→ Problem description: Copy each line of the entries that contains the word "Lowered".

○ ○ ○ ○ ○ ○ ○

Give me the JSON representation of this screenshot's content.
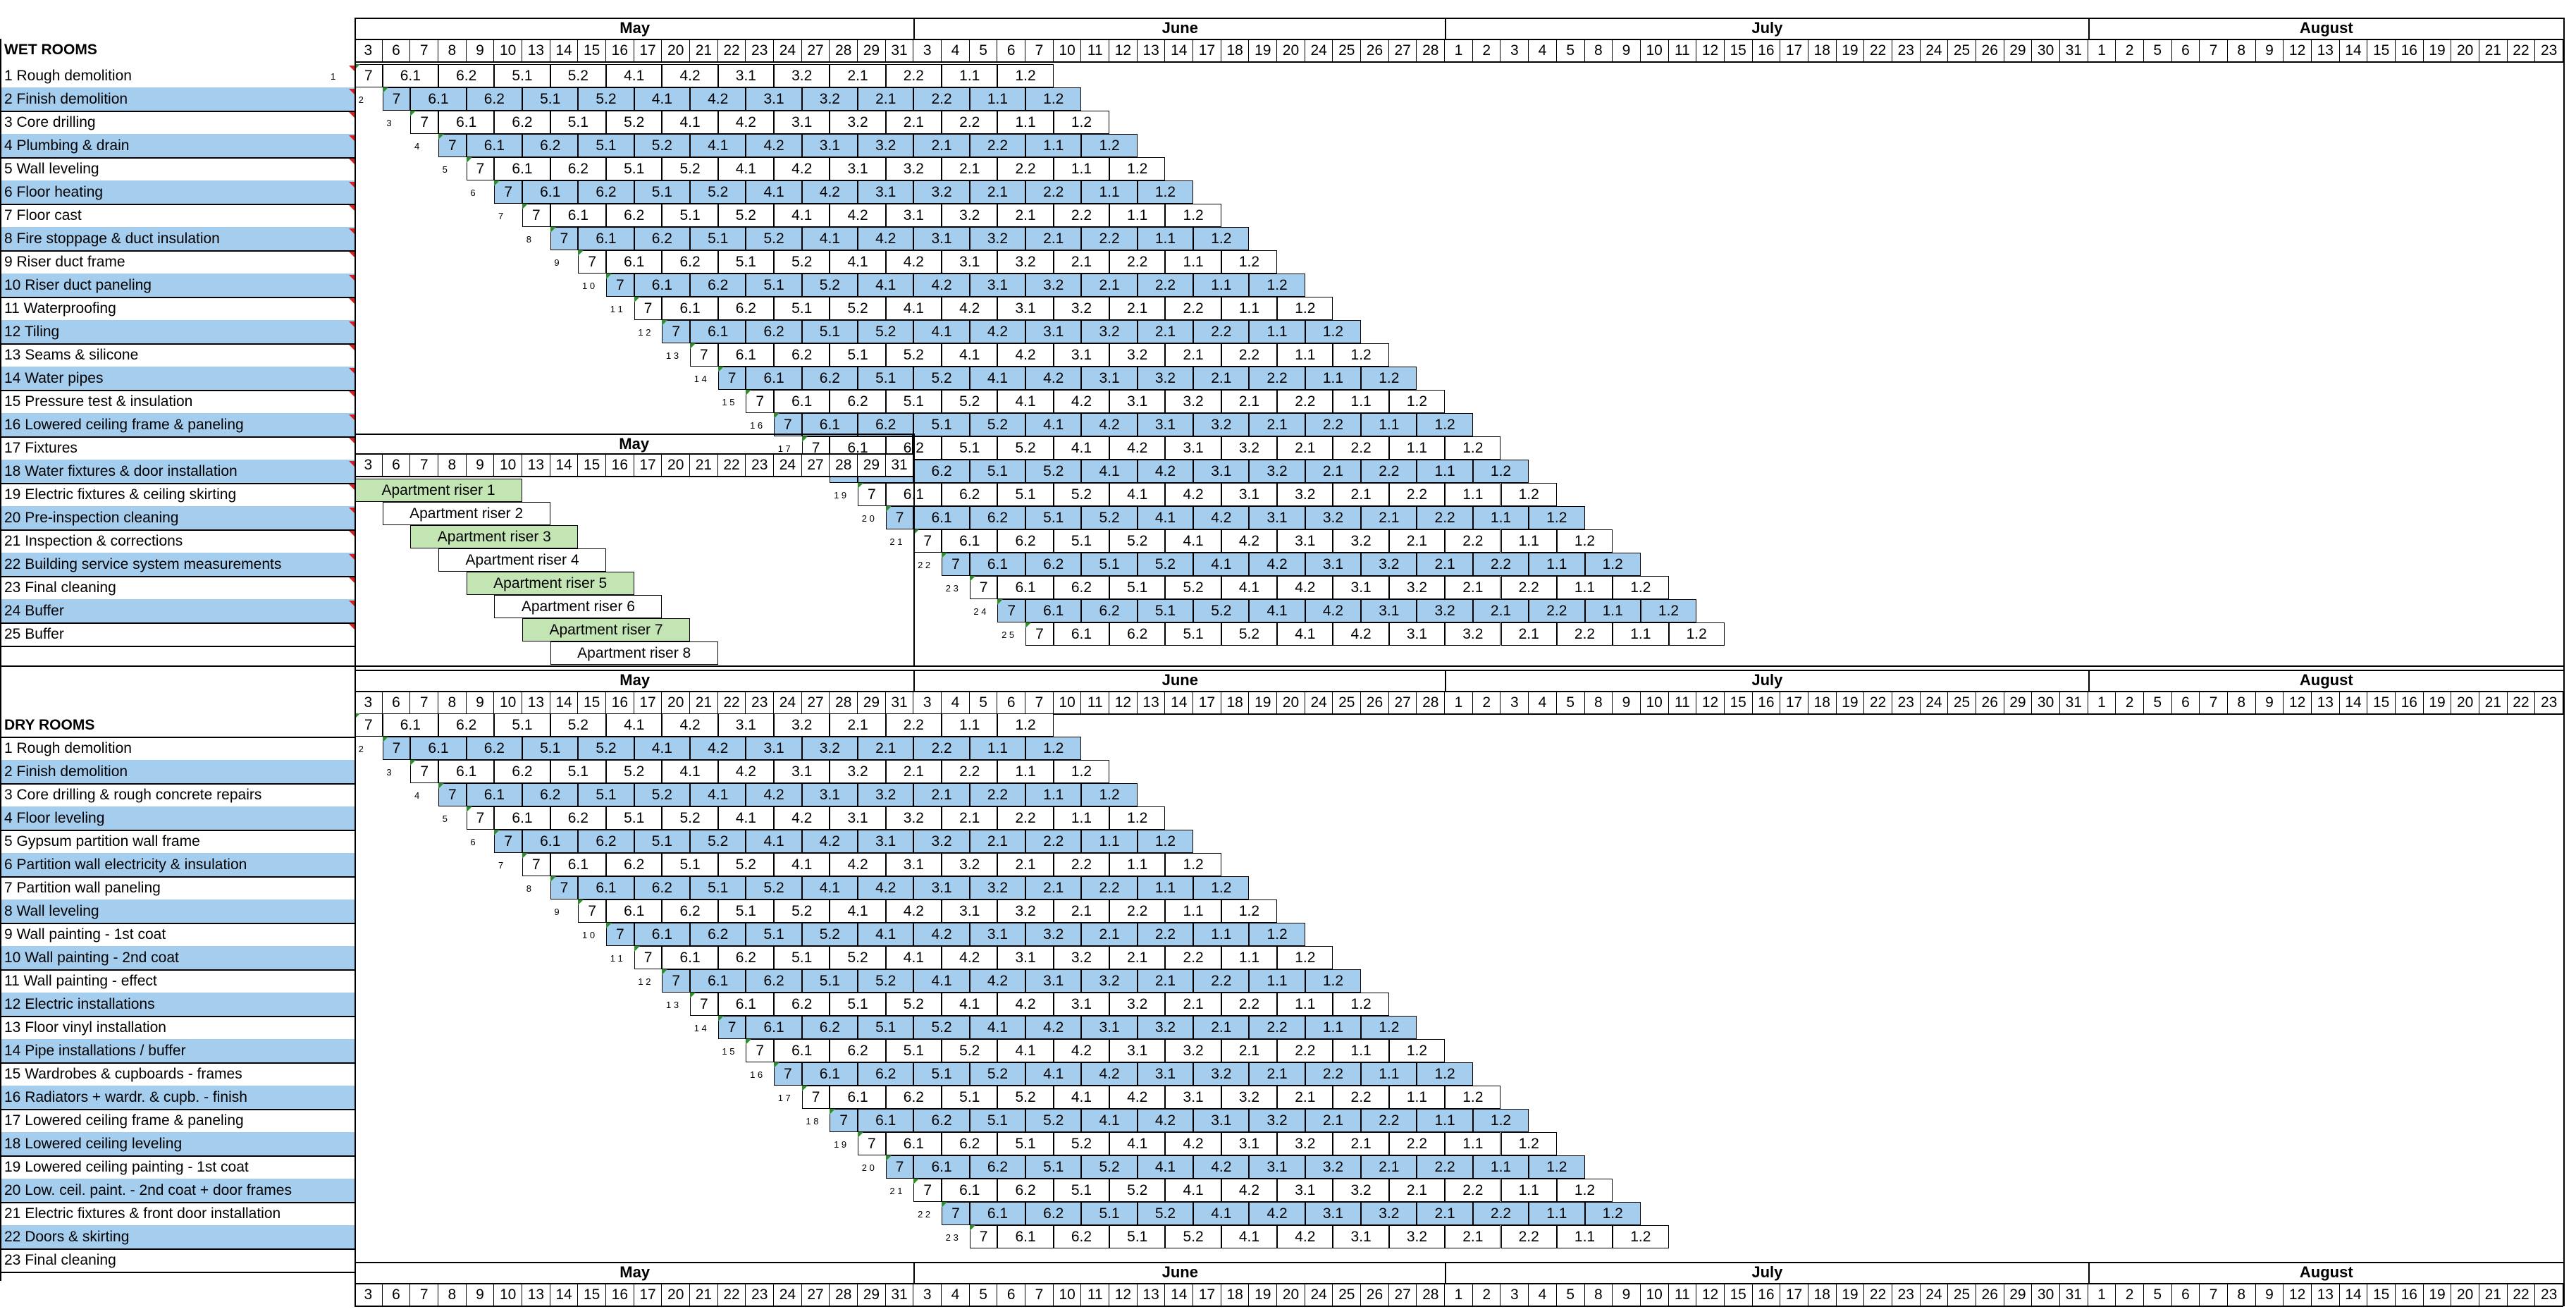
{
  "months": [
    {
      "name": "May",
      "days": [
        "3",
        "6",
        "7",
        "8",
        "9",
        "10",
        "13",
        "14",
        "15",
        "16",
        "17",
        "20",
        "21",
        "22",
        "23",
        "24",
        "27",
        "28",
        "29",
        "31"
      ]
    },
    {
      "name": "June",
      "days": [
        "3",
        "4",
        "5",
        "6",
        "7",
        "10",
        "11",
        "12",
        "13",
        "14",
        "17",
        "18",
        "19",
        "20",
        "24",
        "25",
        "26",
        "27",
        "28"
      ]
    },
    {
      "name": "July",
      "days": [
        "1",
        "2",
        "3",
        "4",
        "5",
        "8",
        "9",
        "10",
        "11",
        "12",
        "15",
        "16",
        "17",
        "18",
        "19",
        "22",
        "23",
        "24",
        "25",
        "26",
        "29",
        "30",
        "31"
      ]
    },
    {
      "name": "August",
      "days": [
        "1",
        "2",
        "5",
        "6",
        "7",
        "8",
        "9",
        "12",
        "13",
        "14",
        "15",
        "16",
        "19",
        "20",
        "21",
        "22",
        "23"
      ]
    }
  ],
  "sequence": [
    "7",
    "6.1",
    "6.2",
    "5.1",
    "5.2",
    "4.1",
    "4.2",
    "3.1",
    "3.2",
    "2.1",
    "2.2",
    "1.1",
    "1.2"
  ],
  "colors": {
    "blue": "#a5cdee",
    "green": "#c3e5b4",
    "start_flag": "#2e8b2e",
    "red_flag": "#e02020"
  },
  "wet": {
    "title": "WET ROOMS",
    "tasks": [
      "1 Rough demolition",
      "2 Finish demolition",
      "3 Core drilling",
      "4 Plumbing & drain",
      "5 Wall leveling",
      "6 Floor heating",
      "7 Floor cast",
      "8 Fire stoppage & duct insulation",
      "9 Riser duct frame",
      "10 Riser duct paneling",
      "11 Waterproofing",
      "12  Tiling",
      "13 Seams & silicone",
      "14 Water pipes",
      "15 Pressure test & insulation",
      "16 Lowered ceiling frame & paneling",
      "17 Fixtures",
      "18 Water fixtures & door installation",
      "19 Electric fixtures &  ceiling skirting",
      "20 Pre-inspection cleaning",
      "21 Inspection & corrections",
      "22 Building service system measurements",
      "23 Final cleaning",
      "24 Buffer",
      "25 Buffer"
    ],
    "starts": [
      "1",
      "2",
      "3",
      "4",
      "5",
      "6",
      "7",
      "8",
      "9",
      "1 0",
      "1 1",
      "1 2",
      "1 3",
      "1 4",
      "1 5",
      "1 6",
      "1 7",
      "1 8",
      "1 9",
      "2 0",
      "2 1",
      "2 2",
      "2 3",
      "2 4",
      "2 5"
    ]
  },
  "inset": {
    "month": "May",
    "days": [
      "3",
      "6",
      "7",
      "8",
      "9",
      "10",
      "13",
      "14",
      "15",
      "16",
      "17",
      "20",
      "21",
      "22",
      "23",
      "24",
      "27",
      "28",
      "29",
      "31"
    ],
    "risers": [
      "Apartment riser 1",
      "Apartment riser 2",
      "Apartment riser 3",
      "Apartment riser 4",
      "Apartment riser 5",
      "Apartment riser 6",
      "Apartment riser 7",
      "Apartment riser 8"
    ]
  },
  "dry": {
    "title": "DRY ROOMS",
    "tasks": [
      "1 Rough demolition",
      "2 Finish demolition",
      "3 Core drilling & rough concrete repairs",
      "4 Floor leveling",
      "5 Gypsum partition wall frame",
      "6 Partition wall electricity & insulation",
      "7 Partition wall paneling",
      "8 Wall leveling",
      "9 Wall painting - 1st coat",
      "10 Wall painting - 2nd coat",
      "11 Wall painting - effect",
      "12 Electric installations",
      "13 Floor vinyl installation",
      "14 Pipe installations / buffer",
      "15 Wardrobes & cupboards - frames",
      "16 Radiators + wardr. & cupb. - finish",
      "17 Lowered ceiling frame & paneling",
      "18 Lowered ceiling leveling",
      "19 Lowered ceiling painting - 1st coat",
      "20 Low. ceil. paint. - 2nd coat + door frames",
      "21 Electric fixtures & front door installation",
      "22 Doors & skirting",
      "23 Final cleaning"
    ],
    "starts": [
      "2",
      "3",
      "4",
      "5",
      "6",
      "7",
      "8",
      "9",
      "1 0",
      "1 1",
      "1 2",
      "1 3",
      "1 4",
      "1 5",
      "1 6",
      "1 7",
      "1 8",
      "1 9",
      "2 0",
      "2 1",
      "2 2",
      "2 3"
    ]
  }
}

○ ○ ○ ○ ○ ○ ○

→ Output for this task:
      "16 Lowered ceiling frame & paneling",
      "17 Lowered ceiling frame & paneling",
      "18 Lowered ceiling leveling",
      "19 Lowered ceiling painting - 1st coat",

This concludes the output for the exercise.